# Start of Stored records
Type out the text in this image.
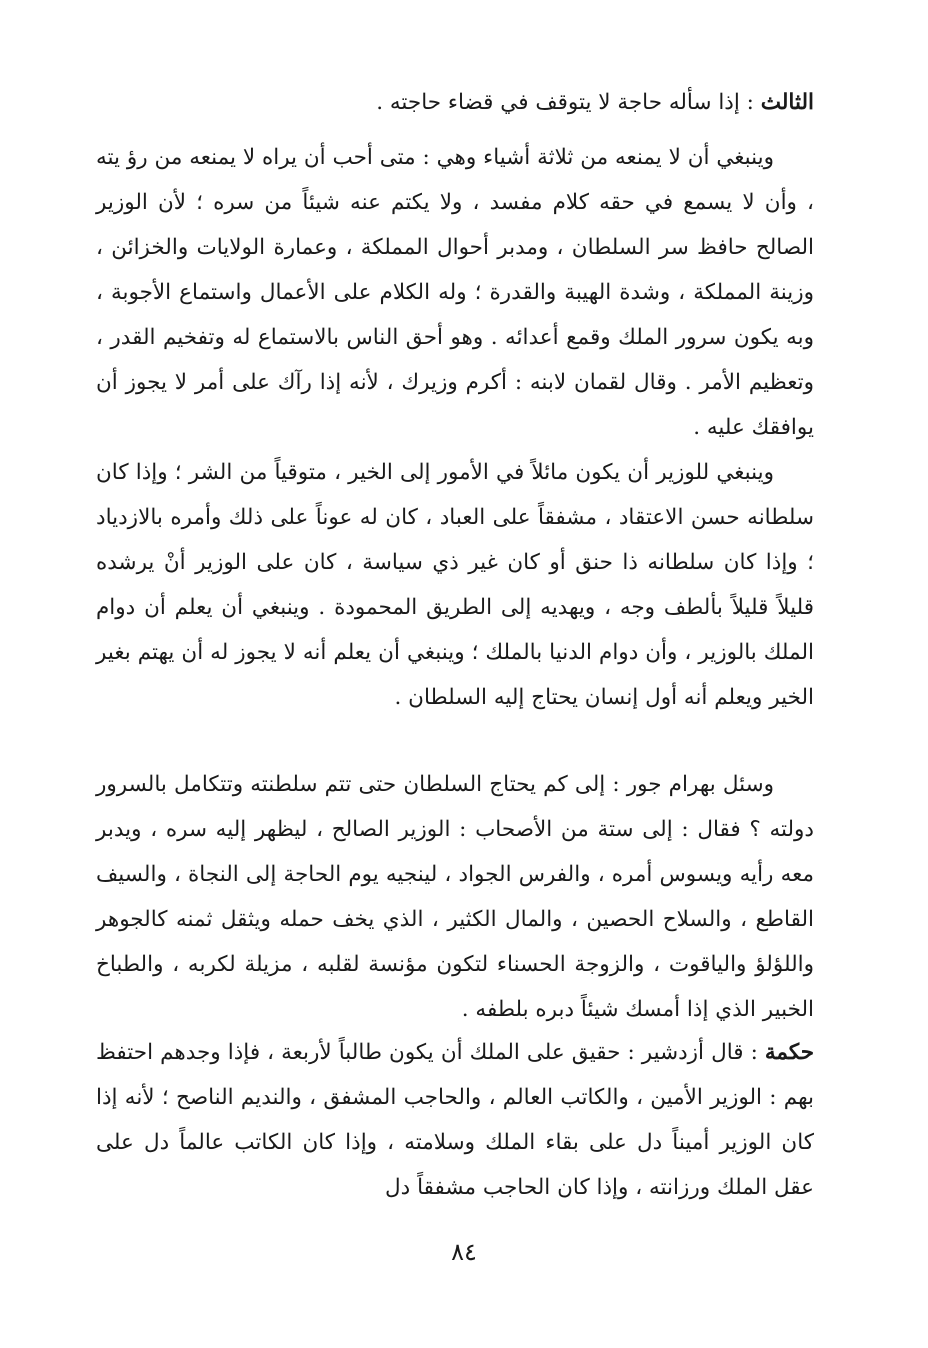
الثالث : إذا سأله حاجة لا يتوقف في قضاء حاجته .

وينبغي أن لا يمنعه من ثلاثة أشياء وهي : متى أحب أن يراه لا يمنعه من رؤ يته ، وأن لا يسمع في حقه كلام مفسد ، ولا يكتم عنه شيئاً من سره ؛ لأن الوزير الصالح حافظ سر السلطان ، ومدبر أحوال المملكة ، وعمارة الولايات والخزائن ، وزينة المملكة ، وشدة الهيبة والقدرة ؛ وله الكلام على الأعمال واستماع الأجوبة ، وبه يكون سرور الملك وقمع أعدائه . وهو أحق الناس بالاستماع له وتفخيم القدر ، وتعظيم الأمر . وقال لقمان لابنه : أكرم وزيرك ، لأنه إذا رآك على أمر لا يجوز أن يوافقك عليه .

وينبغي للوزير أن يكون مائلاً في الأمور إلى الخير ، متوقياً من الشر ؛ وإذا كان سلطانه حسن الاعتقاد ، مشفقاً على العباد ، كان له عوناً على ذلك وأمره بالازدياد ؛ وإذا كان سلطانه ذا حنق أو كان غير ذي سياسة ، كان على الوزير أنْ يرشده قليلاً قليلاً بألطف وجه ، ويهديه إلى الطريق المحمودة . وينبغي أن يعلم أن دوام الملك بالوزير ، وأن دوام الدنيا بالملك ؛ وينبغي أن يعلم أنه لا يجوز له أن يهتم بغير الخير ويعلم أنه أول إنسان يحتاج إليه السلطان .

وسئل بهرام جور : إلى كم يحتاج السلطان حتى تتم سلطنته وتتكامل بالسرور دولته ؟ فقال : إلى ستة من الأصحاب : الوزير الصالح ، ليظهر إليه سره ، ويدبر معه رأيه ويسوس أمره ، والفرس الجواد ، لينجيه يوم الحاجة إلى النجاة ، والسيف القاطع ، والسلاح الحصين ، والمال الكثير ، الذي يخف حمله ويثقل ثمنه كالجوهر واللؤلؤ والياقوت ، والزوجة الحسناء لتكون مؤنسة لقلبه ، مزيلة لكربه ، والطباخ الخبير الذي إذا أمسك شيئاً دبره بلطفه .

حكمة : قال أزدشير : حقيق على الملك أن يكون طالباً لأربعة ، فإذا وجدهم احتفظ بهم : الوزير الأمين ، والكاتب العالم ، والحاجب المشفق ، والنديم الناصح ؛ لأنه إذا كان الوزير أميناً دل على بقاء الملك وسلامته ، وإذا كان الكاتب عالماً دل على عقل الملك ورزانته ، وإذا كان الحاجب مشفقاً دل

٨٤
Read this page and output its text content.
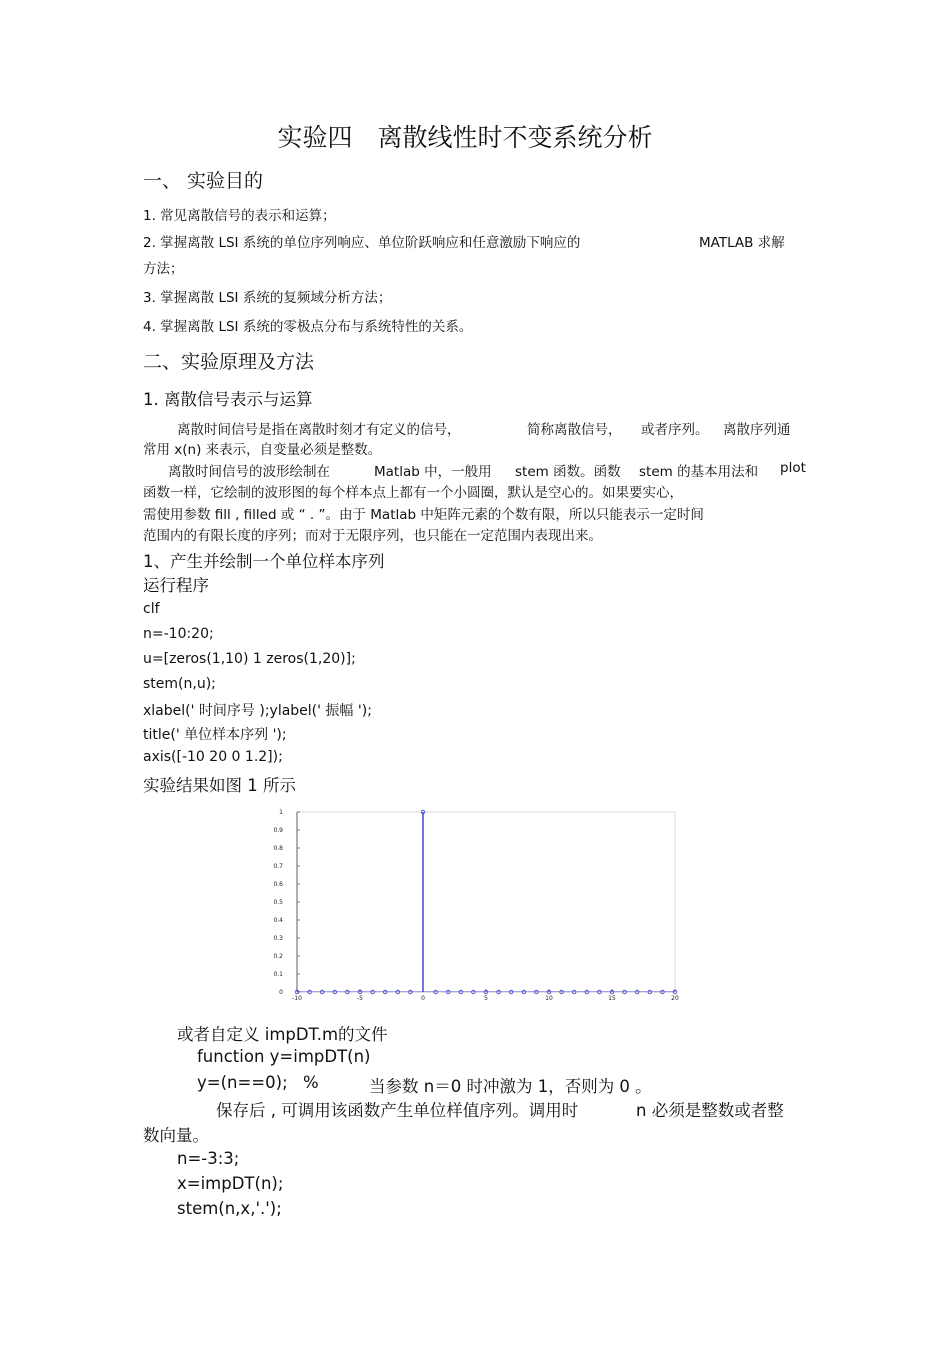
实验四　离散线性时不变系统分析
一、 实验目的
1. 常见离散信号的表示和运算；
2. 掌握离散 LSI 系统的单位序列响应、单位阶跃响应和任意激励下响应的	MATLAB 求解
方法；
3. 掌握离散 LSI 系统的复频域分析方法；
4. 掌握离散 LSI 系统的零极点分布与系统特性的关系。
二、实验原理及方法
1. 离散信号表示与运算
离散时间信号是指在离散时刻才有定义的信号，	简称离散信号， 或者序列。 离散序列通
常用 x(n) 来表示，自变量必须是整数。
离散时间信号的波形绘制在	Matlab 中，一般用 stem 函数。函数 stem 的基本用法和 plot
函数一样，它绘制的波形图的每个样本点上都有一个小圆圈，默认是空心的。如果要实心，
需使用参数 fill , filled 或 “ . ”。由于 Matlab 中矩阵元素的个数有限，所以只能表示一定时间
范围内的有限长度的序列；而对于无限序列，也只能在一定范围内表现出来。
1、产生并绘制一个单位样本序列
运行程序
clf
n=-10:20;
u=[zeros(1,10) 1 zeros(1,20)];
stem(n,u);
xlabel(' 时间序号 );ylabel(' 振幅 ');
title(' 单位样本序列 ');
axis([-10 20 0 1.2]);
实验结果如图 1 所示
0
0.1
0.2
0.3
0.4
0.5
0.6
0.7
0.8
0.9
1
-10	-5	0	5	10	15	20
或者自定义 impDT.m的文件
function y=impDT(n)
y=(n==0); %	当参数 n＝0 时冲激为 1，否则为 0 。
保存后 , 可调用该函数产生单位样值序列。调用时	n 必须是整数或者整
数向量。
n=-3:3;
x=impDT(n);
stem(n,x,'.');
# End of Stored records
- _Problem requirements_: Images in the records should not be copied. Repeat all the rest exactly.

- _Solution to the problem_:
Type out the text in this image.
الثالث : إذا سأله حاجة لا يتوقف في قضاء حاجته .

وينبغي أن لا يمنعه من ثلاثة أشياء وهي : متى أحب أن يراه لا يمنعه من رؤ يته ، وأن لا يسمع في حقه كلام مفسد ، ولا يكتم عنه شيئاً من سره ؛ لأن الوزير الصالح حافظ سر السلطان ، ومدبر أحوال المملكة ، وعمارة الولايات والخزائن ، وزينة المملكة ، وشدة الهيبة والقدرة ؛ وله الكلام على الأعمال واستماع الأجوبة ، وبه يكون سرور الملك وقمع أعدائه . وهو أحق الناس بالاستماع له وتفخيم القدر ، وتعظيم الأمر . وقال لقمان لابنه : أكرم وزيرك ، لأنه إذا رآك على أمر لا يجوز أن يوافقك عليه .

وينبغي للوزير أن يكون مائلاً في الأمور إلى الخير ، متوقياً من الشر ؛ وإذا كان سلطانه حسن الاعتقاد ، مشفقاً على العباد ، كان له عوناً على ذلك وأمره بالازدياد ؛ وإذا كان سلطانه ذا حنق أو كان غير ذي سياسة ، كان على الوزير أنْ يرشده قليلاً قليلاً بألطف وجه ، ويهديه إلى الطريق المحمودة . وينبغي أن يعلم أن دوام الملك بالوزير ، وأن دوام الدنيا بالملك ؛ وينبغي أن يعلم أنه لا يجوز له أن يهتم بغير الخير ويعلم أنه أول إنسان يحتاج إليه السلطان .

وسئل بهرام جور : إلى كم يحتاج السلطان حتى تتم سلطنته وتتكامل بالسرور دولته ؟ فقال : إلى ستة من الأصحاب : الوزير الصالح ، ليظهر إليه سره ، ويدبر معه رأيه ويسوس أمره ، والفرس الجواد ، لينجيه يوم الحاجة إلى النجاة ، والسيف القاطع ، والسلاح الحصين ، والمال الكثير ، الذي يخف حمله ويثقل ثمنه كالجوهر واللؤلؤ والياقوت ، والزوجة الحسناء لتكون مؤنسة لقلبه ، مزيلة لكربه ، والطباخ الخبير الذي إذا أمسك شيئاً دبره بلطفه .

حكمة : قال أزدشير : حقيق على الملك أن يكون طالباً لأربعة ، فإذا وجدهم احتفظ بهم : الوزير الأمين ، والكاتب العالم ، والحاجب المشفق ، والنديم الناصح ؛ لأنه إذا كان الوزير أميناً دل على بقاء الملك وسلامته ، وإذا كان الكاتب عالماً دل على عقل الملك ورزانته ، وإذا كان الحاجب مشفقاً دل

٨٤
Read this page and output its text content.
实验四　离散线性时不变系统分析
一、 实验目的
1. 常见离散信号的表示和运算；
2. 掌握离散 LSI 系统的单位序列响应、单位阶跃响应和任意激励下响应的	MATLAB 求解
方法；
3. 掌握离散 LSI 系统的复频域分析方法；
4. 掌握离散 LSI 系统的零极点分布与系统特性的关系。
二、实验原理及方法
1. 离散信号表示与运算
离散时间信号是指在离散时刻才有定义的信号，	简称离散信号， 或者序列。 离散序列通
常用 x(n) 来表示，自变量必须是整数。
离散时间信号的波形绘制在	Matlab 中，一般用 stem 函数。函数 stem 的基本用法和 plot
函数一样，它绘制的波形图的每个样本点上都有一个小圆圈，默认是空心的。如果要实心，
需使用参数 fill , filled 或 “ . ”。由于 Matlab 中矩阵元素的个数有限，所以只能表示一定时间
范围内的有限长度的序列；而对于无限序列，也只能在一定范围内表现出来。
1、产生并绘制一个单位样本序列
运行程序
clf
n=-10:20;
u=[zeros(1,10) 1 zeros(1,20)];
stem(n,u);
xlabel(' 时间序号 );ylabel(' 振幅 ');
title(' 单位样本序列 ');
axis([-10 20 0 1.2]);
实验结果如图 1 所示
0
0.1
0.2
0.3
0.4
0.5
0.6
0.7
0.8
0.9
1
-10	-5	0	5	10	15	20
或者自定义 impDT.m的文件
function y=impDT(n)
y=(n==0); %	当参数 n＝0 时冲激为 1，否则为 0 。
保存后 , 可调用该函数产生单位样值序列。调用时	n 必须是整数或者整
数向量。
n=-3:3;
x=impDT(n);
stem(n,x,'.');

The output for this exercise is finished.